Directions for this task:
Reproduce every line of the listing as written, apart from the pictures.

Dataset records
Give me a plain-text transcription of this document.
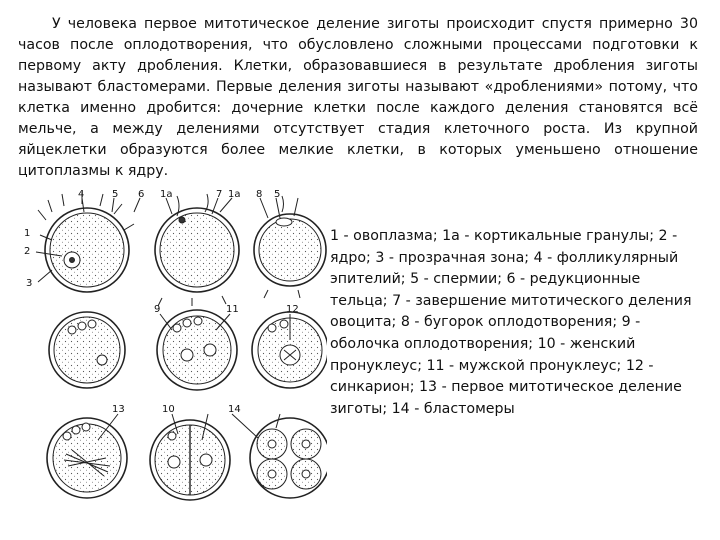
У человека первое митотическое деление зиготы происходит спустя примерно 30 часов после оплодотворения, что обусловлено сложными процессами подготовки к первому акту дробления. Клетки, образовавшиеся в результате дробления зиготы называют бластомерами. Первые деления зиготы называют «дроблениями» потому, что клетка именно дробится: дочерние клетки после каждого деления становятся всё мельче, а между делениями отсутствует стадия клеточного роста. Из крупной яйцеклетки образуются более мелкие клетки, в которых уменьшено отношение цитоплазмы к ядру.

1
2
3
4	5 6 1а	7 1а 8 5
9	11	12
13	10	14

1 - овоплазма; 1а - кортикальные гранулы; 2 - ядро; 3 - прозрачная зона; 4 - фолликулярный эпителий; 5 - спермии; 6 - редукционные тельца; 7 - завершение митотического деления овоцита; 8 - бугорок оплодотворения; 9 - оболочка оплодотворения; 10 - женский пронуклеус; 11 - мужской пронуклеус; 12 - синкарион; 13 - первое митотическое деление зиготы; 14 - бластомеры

Answer below:
Give me a plain-text transcription of this document.
У человека первое митотическое деление зиготы происходит спустя примерно 30 часов после оплодотворения, что обусловлено сложными процессами подготовки к первому акту дробления. Клетки, образовавшиеся в результате дробления зиготы называют бластомерами. Первые деления зиготы называют «дроблениями» потому, что клетка именно дробится: дочерние клетки после каждого деления становятся всё мельче, а между делениями отсутствует стадия клеточного роста. Из крупной яйцеклетки образуются более мелкие клетки, в которых уменьшено отношение цитоплазмы к ядру.

1
2
3
4	5 6 1а	7 1а 8 5
9	11	12
13	10	14

1 - овоплазма; 1а - кортикальные гранулы; 2 - ядро; 3 - прозрачная зона; 4 - фолликулярный эпителий; 5 - спермии; 6 - редукционные тельца; 7 - завершение митотического деления овоцита; 8 - бугорок оплодотворения; 9 - оболочка оплодотворения; 10 - женский пронуклеус; 11 - мужской пронуклеус; 12 - синкарион; 13 - первое митотическое деление зиготы; 14 - бластомеры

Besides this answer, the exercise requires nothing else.